- _Required work_:
Quote all lines below exactly. Images stay out.

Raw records
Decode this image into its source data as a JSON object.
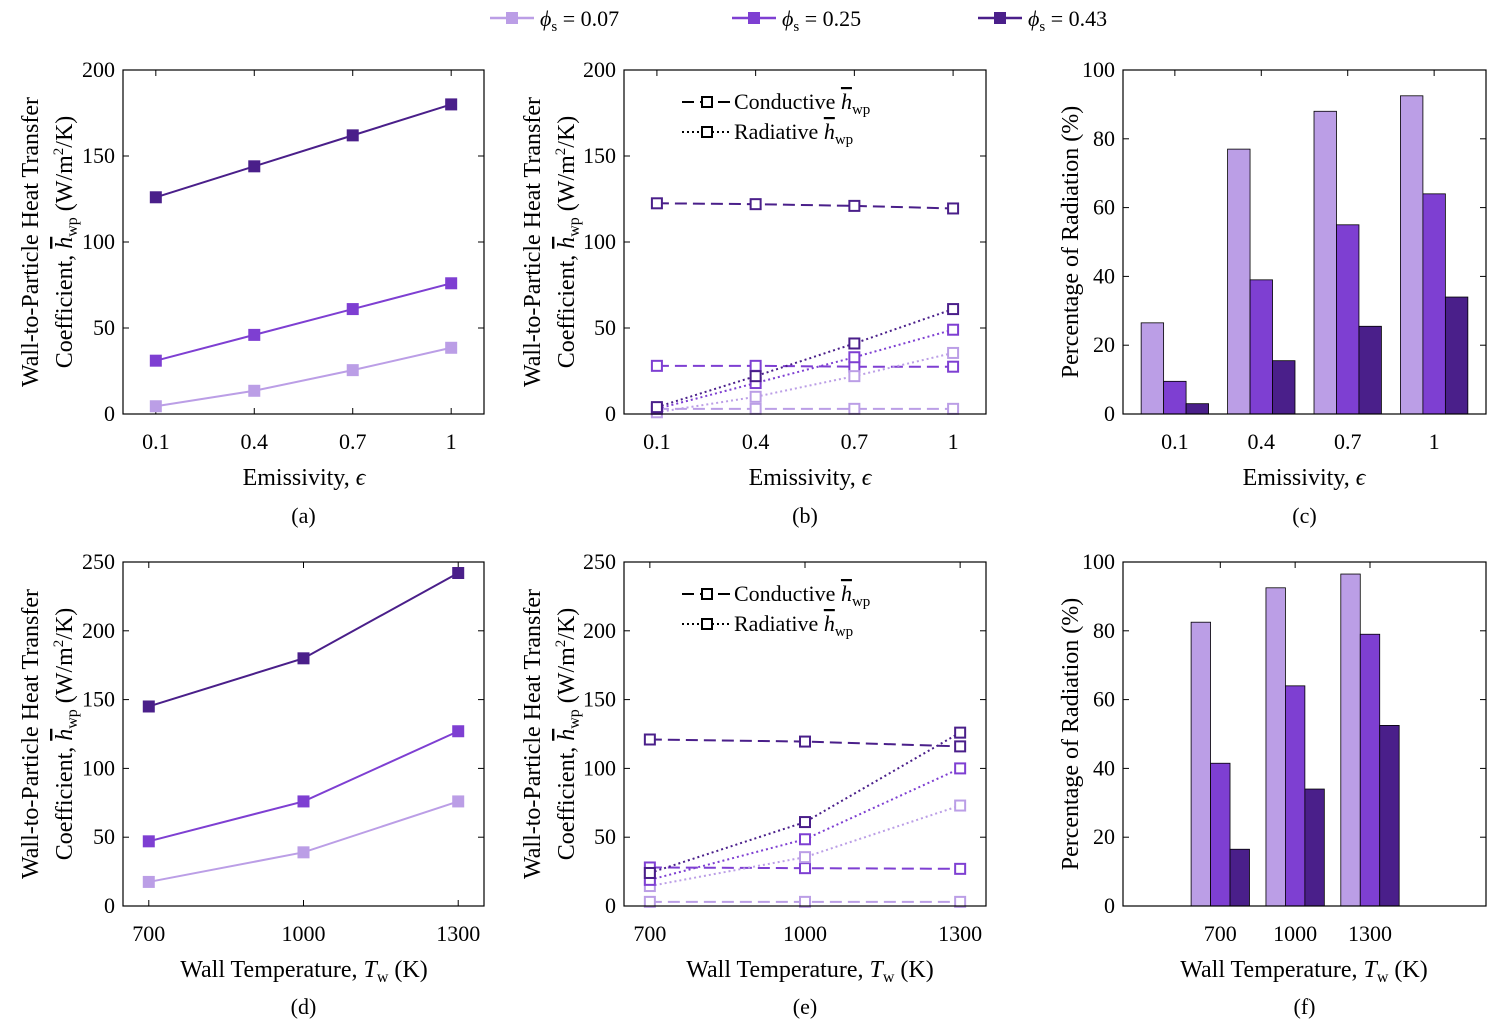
{
  "colors": {
    "light": "#bb9ee6",
    "mid": "#7e3fd2",
    "dark": "#4a1f8a"
  },
  "legend": {
    "entries": [
      {
        "label": "ϕs = 0.07",
        "phi": "ϕ",
        "sub": "s",
        "rest": " = 0.07",
        "color": "#bb9ee6"
      },
      {
        "label": "ϕs = 0.25",
        "phi": "ϕ",
        "sub": "s",
        "rest": " = 0.25",
        "color": "#7e3fd2"
      },
      {
        "label": "ϕs = 0.43",
        "phi": "ϕ",
        "sub": "s",
        "rest": " = 0.43",
        "color": "#4a1f8a"
      }
    ]
  },
  "htc_ylabel": {
    "line1": "Wall-to-Particle Heat Transfer",
    "line2_a": "Coefficient, ",
    "symbol": "h",
    "sub": "wp",
    "line2_b": " (W/m",
    "sup": "2",
    "line2_c": "/K)"
  },
  "mode_legend": {
    "conductive": {
      "text": "Conductive ",
      "symbol": "h",
      "sub": "wp"
    },
    "radiative": {
      "text": "Radiative ",
      "symbol": "h",
      "sub": "wp"
    }
  },
  "xlabels": {
    "emissivity": {
      "text": "Emissivity, ",
      "symbol": "ϵ"
    },
    "temperature": {
      "text": "Wall Temperature, ",
      "symbol": "T",
      "sub": "w",
      "unit": " (K)"
    }
  },
  "radiation_ylabel": "Percentage of Radiation (%)",
  "chart_data": [
    {
      "id": "a",
      "caption": "(a)",
      "type": "line",
      "x": [
        0.1,
        0.4,
        0.7,
        1
      ],
      "xticklabels": [
        "0.1",
        "0.4",
        "0.7",
        "1"
      ],
      "xlim": [
        0,
        1.1
      ],
      "ylim": [
        0,
        200
      ],
      "yticks": [
        0,
        50,
        100,
        150,
        200
      ],
      "series": [
        {
          "name": "ϕs = 0.07",
          "values": [
            4.5,
            13.5,
            25.5,
            38.5
          ]
        },
        {
          "name": "ϕs = 0.25",
          "values": [
            31,
            46,
            61,
            76
          ]
        },
        {
          "name": "ϕs = 0.43",
          "values": [
            126,
            144,
            162,
            180
          ]
        }
      ]
    },
    {
      "id": "b",
      "caption": "(b)",
      "type": "line",
      "x": [
        0.1,
        0.4,
        0.7,
        1
      ],
      "xticklabels": [
        "0.1",
        "0.4",
        "0.7",
        "1"
      ],
      "xlim": [
        0,
        1.1
      ],
      "ylim": [
        0,
        200
      ],
      "yticks": [
        0,
        50,
        100,
        150,
        200
      ],
      "series": [
        {
          "name": "ϕs = 0.07 Conductive",
          "mode": "conductive",
          "values": [
            3,
            3,
            3,
            3
          ]
        },
        {
          "name": "ϕs = 0.25 Conductive",
          "mode": "conductive",
          "values": [
            28,
            28,
            27.5,
            27.5
          ]
        },
        {
          "name": "ϕs = 0.43 Conductive",
          "mode": "conductive",
          "values": [
            122.5,
            122,
            121,
            119.5
          ]
        },
        {
          "name": "ϕs = 0.07 Radiative",
          "mode": "radiative",
          "values": [
            1,
            10,
            22,
            35.5
          ]
        },
        {
          "name": "ϕs = 0.25 Radiative",
          "mode": "radiative",
          "values": [
            3,
            18,
            33,
            49
          ]
        },
        {
          "name": "ϕs = 0.43 Radiative",
          "mode": "radiative",
          "values": [
            4,
            22,
            41,
            61
          ]
        }
      ]
    },
    {
      "id": "c",
      "caption": "(c)",
      "type": "bar",
      "categories": [
        "0.1",
        "0.4",
        "0.7",
        "1"
      ],
      "ylim": [
        0,
        100
      ],
      "yticks": [
        0,
        20,
        40,
        60,
        80,
        100
      ],
      "series": [
        {
          "name": "ϕs = 0.07",
          "values": [
            26.5,
            77,
            88,
            92.5
          ]
        },
        {
          "name": "ϕs = 0.25",
          "values": [
            9.5,
            39,
            55,
            64
          ]
        },
        {
          "name": "ϕs = 0.43",
          "values": [
            3,
            15.5,
            25.5,
            34
          ]
        }
      ]
    },
    {
      "id": "d",
      "caption": "(d)",
      "type": "line",
      "x": [
        700,
        1000,
        1300
      ],
      "xticklabels": [
        "700",
        "1000",
        "1300"
      ],
      "xlim": [
        650,
        1350
      ],
      "ylim": [
        0,
        250
      ],
      "yticks": [
        0,
        50,
        100,
        150,
        200,
        250
      ],
      "series": [
        {
          "name": "ϕs = 0.07",
          "values": [
            17.5,
            39,
            76
          ]
        },
        {
          "name": "ϕs = 0.25",
          "values": [
            47,
            76,
            127
          ]
        },
        {
          "name": "ϕs = 0.43",
          "values": [
            145,
            180,
            242
          ]
        }
      ]
    },
    {
      "id": "e",
      "caption": "(e)",
      "type": "line",
      "x": [
        700,
        1000,
        1300
      ],
      "xticklabels": [
        "700",
        "1000",
        "1300"
      ],
      "xlim": [
        650,
        1350
      ],
      "ylim": [
        0,
        250
      ],
      "yticks": [
        0,
        50,
        100,
        150,
        200,
        250
      ],
      "series": [
        {
          "name": "ϕs = 0.07 Conductive",
          "mode": "conductive",
          "values": [
            3,
            3,
            3
          ]
        },
        {
          "name": "ϕs = 0.25 Conductive",
          "mode": "conductive",
          "values": [
            28,
            27.5,
            27
          ]
        },
        {
          "name": "ϕs = 0.43 Conductive",
          "mode": "conductive",
          "values": [
            121,
            119.5,
            116
          ]
        },
        {
          "name": "ϕs = 0.07 Radiative",
          "mode": "radiative",
          "values": [
            14.5,
            35.5,
            73
          ]
        },
        {
          "name": "ϕs = 0.25 Radiative",
          "mode": "radiative",
          "values": [
            19,
            48.5,
            100
          ]
        },
        {
          "name": "ϕs = 0.43 Radiative",
          "mode": "radiative",
          "values": [
            24,
            61,
            126
          ]
        }
      ]
    },
    {
      "id": "f",
      "caption": "(f)",
      "type": "bar",
      "categories": [
        "700",
        "1000",
        "1300"
      ],
      "ylim": [
        0,
        100
      ],
      "yticks": [
        0,
        20,
        40,
        60,
        80,
        100
      ],
      "series": [
        {
          "name": "ϕs = 0.07",
          "values": [
            82.5,
            92.5,
            96.5
          ]
        },
        {
          "name": "ϕs = 0.25",
          "values": [
            41.5,
            64,
            79
          ]
        },
        {
          "name": "ϕs = 0.43",
          "values": [
            16.5,
            34,
            52.5
          ]
        }
      ]
    }
  ]
}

- _Right answer_:
Decode this image into its source data as a JSON object.
{
  "colors": {
    "light": "#bb9ee6",
    "mid": "#7e3fd2",
    "dark": "#4a1f8a"
  },
  "legend": {
    "entries": [
      {
        "label": "ϕs = 0.07",
        "phi": "ϕ",
        "sub": "s",
        "rest": " = 0.07",
        "color": "#bb9ee6"
      },
      {
        "label": "ϕs = 0.25",
        "phi": "ϕ",
        "sub": "s",
        "rest": " = 0.25",
        "color": "#7e3fd2"
      },
      {
        "label": "ϕs = 0.43",
        "phi": "ϕ",
        "sub": "s",
        "rest": " = 0.43",
        "color": "#4a1f8a"
      }
    ]
  },
  "htc_ylabel": {
    "line1": "Wall-to-Particle Heat Transfer",
    "line2_a": "Coefficient, ",
    "symbol": "h",
    "sub": "wp",
    "line2_b": " (W/m",
    "sup": "2",
    "line2_c": "/K)"
  },
  "mode_legend": {
    "conductive": {
      "text": "Conductive ",
      "symbol": "h",
      "sub": "wp"
    },
    "radiative": {
      "text": "Radiative ",
      "symbol": "h",
      "sub": "wp"
    }
  },
  "xlabels": {
    "emissivity": {
      "text": "Emissivity, ",
      "symbol": "ϵ"
    },
    "temperature": {
      "text": "Wall Temperature, ",
      "symbol": "T",
      "sub": "w",
      "unit": " (K)"
    }
  },
  "radiation_ylabel": "Percentage of Radiation (%)",
  "chart_data": [
    {
      "id": "a",
      "caption": "(a)",
      "type": "line",
      "x": [
        0.1,
        0.4,
        0.7,
        1
      ],
      "xticklabels": [
        "0.1",
        "0.4",
        "0.7",
        "1"
      ],
      "xlim": [
        0,
        1.1
      ],
      "ylim": [
        0,
        200
      ],
      "yticks": [
        0,
        50,
        100,
        150,
        200
      ],
      "series": [
        {
          "name": "ϕs = 0.07",
          "values": [
            4.5,
            13.5,
            25.5,
            38.5
          ]
        },
        {
          "name": "ϕs = 0.25",
          "values": [
            31,
            46,
            61,
            76
          ]
        },
        {
          "name": "ϕs = 0.43",
          "values": [
            126,
            144,
            162,
            180
          ]
        }
      ]
    },
    {
      "id": "b",
      "caption": "(b)",
      "type": "line",
      "x": [
        0.1,
        0.4,
        0.7,
        1
      ],
      "xticklabels": [
        "0.1",
        "0.4",
        "0.7",
        "1"
      ],
      "xlim": [
        0,
        1.1
      ],
      "ylim": [
        0,
        200
      ],
      "yticks": [
        0,
        50,
        100,
        150,
        200
      ],
      "series": [
        {
          "name": "ϕs = 0.07 Conductive",
          "mode": "conductive",
          "values": [
            3,
            3,
            3,
            3
          ]
        },
        {
          "name": "ϕs = 0.25 Conductive",
          "mode": "conductive",
          "values": [
            28,
            28,
            27.5,
            27.5
          ]
        },
        {
          "name": "ϕs = 0.43 Conductive",
          "mode": "conductive",
          "values": [
            122.5,
            122,
            121,
            119.5
          ]
        },
        {
          "name": "ϕs = 0.07 Radiative",
          "mode": "radiative",
          "values": [
            1,
            10,
            22,
            35.5
          ]
        },
        {
          "name": "ϕs = 0.25 Radiative",
          "mode": "radiative",
          "values": [
            3,
            18,
            33,
            49
          ]
        },
        {
          "name": "ϕs = 0.43 Radiative",
          "mode": "radiative",
          "values": [
            4,
            22,
            41,
            61
          ]
        }
      ]
    },
    {
      "id": "c",
      "caption": "(c)",
      "type": "bar",
      "categories": [
        "0.1",
        "0.4",
        "0.7",
        "1"
      ],
      "ylim": [
        0,
        100
      ],
      "yticks": [
        0,
        20,
        40,
        60,
        80,
        100
      ],
      "series": [
        {
          "name": "ϕs = 0.07",
          "values": [
            26.5,
            77,
            88,
            92.5
          ]
        },
        {
          "name": "ϕs = 0.25",
          "values": [
            9.5,
            39,
            55,
            64
          ]
        },
        {
          "name": "ϕs = 0.43",
          "values": [
            3,
            15.5,
            25.5,
            34
          ]
        }
      ]
    },
    {
      "id": "d",
      "caption": "(d)",
      "type": "line",
      "x": [
        700,
        1000,
        1300
      ],
      "xticklabels": [
        "700",
        "1000",
        "1300"
      ],
      "xlim": [
        650,
        1350
      ],
      "ylim": [
        0,
        250
      ],
      "yticks": [
        0,
        50,
        100,
        150,
        200,
        250
      ],
      "series": [
        {
          "name": "ϕs = 0.07",
          "values": [
            17.5,
            39,
            76
          ]
        },
        {
          "name": "ϕs = 0.25",
          "values": [
            47,
            76,
            127
          ]
        },
        {
          "name": "ϕs = 0.43",
          "values": [
            145,
            180,
            242
          ]
        }
      ]
    },
    {
      "id": "e",
      "caption": "(e)",
      "type": "line",
      "x": [
        700,
        1000,
        1300
      ],
      "xticklabels": [
        "700",
        "1000",
        "1300"
      ],
      "xlim": [
        650,
        1350
      ],
      "ylim": [
        0,
        250
      ],
      "yticks": [
        0,
        50,
        100,
        150,
        200,
        250
      ],
      "series": [
        {
          "name": "ϕs = 0.07 Conductive",
          "mode": "conductive",
          "values": [
            3,
            3,
            3
          ]
        },
        {
          "name": "ϕs = 0.25 Conductive",
          "mode": "conductive",
          "values": [
            28,
            27.5,
            27
          ]
        },
        {
          "name": "ϕs = 0.43 Conductive",
          "mode": "conductive",
          "values": [
            121,
            119.5,
            116
          ]
        },
        {
          "name": "ϕs = 0.07 Radiative",
          "mode": "radiative",
          "values": [
            14.5,
            35.5,
            73
          ]
        },
        {
          "name": "ϕs = 0.25 Radiative",
          "mode": "radiative",
          "values": [
            19,
            48.5,
            100
          ]
        },
        {
          "name": "ϕs = 0.43 Radiative",
          "mode": "radiative",
          "values": [
            24,
            61,
            126
          ]
        }
      ]
    },
    {
      "id": "f",
      "caption": "(f)",
      "type": "bar",
      "categories": [
        "700",
        "1000",
        "1300"
      ],
      "ylim": [
        0,
        100
      ],
      "yticks": [
        0,
        20,
        40,
        60,
        80,
        100
      ],
      "series": [
        {
          "name": "ϕs = 0.07",
          "values": [
            82.5,
            92.5,
            96.5
          ]
        },
        {
          "name": "ϕs = 0.25",
          "values": [
            41.5,
            64,
            79
          ]
        },
        {
          "name": "ϕs = 0.43",
          "values": [
            16.5,
            34,
            52.5
          ]
        }
      ]
    }
  ]
}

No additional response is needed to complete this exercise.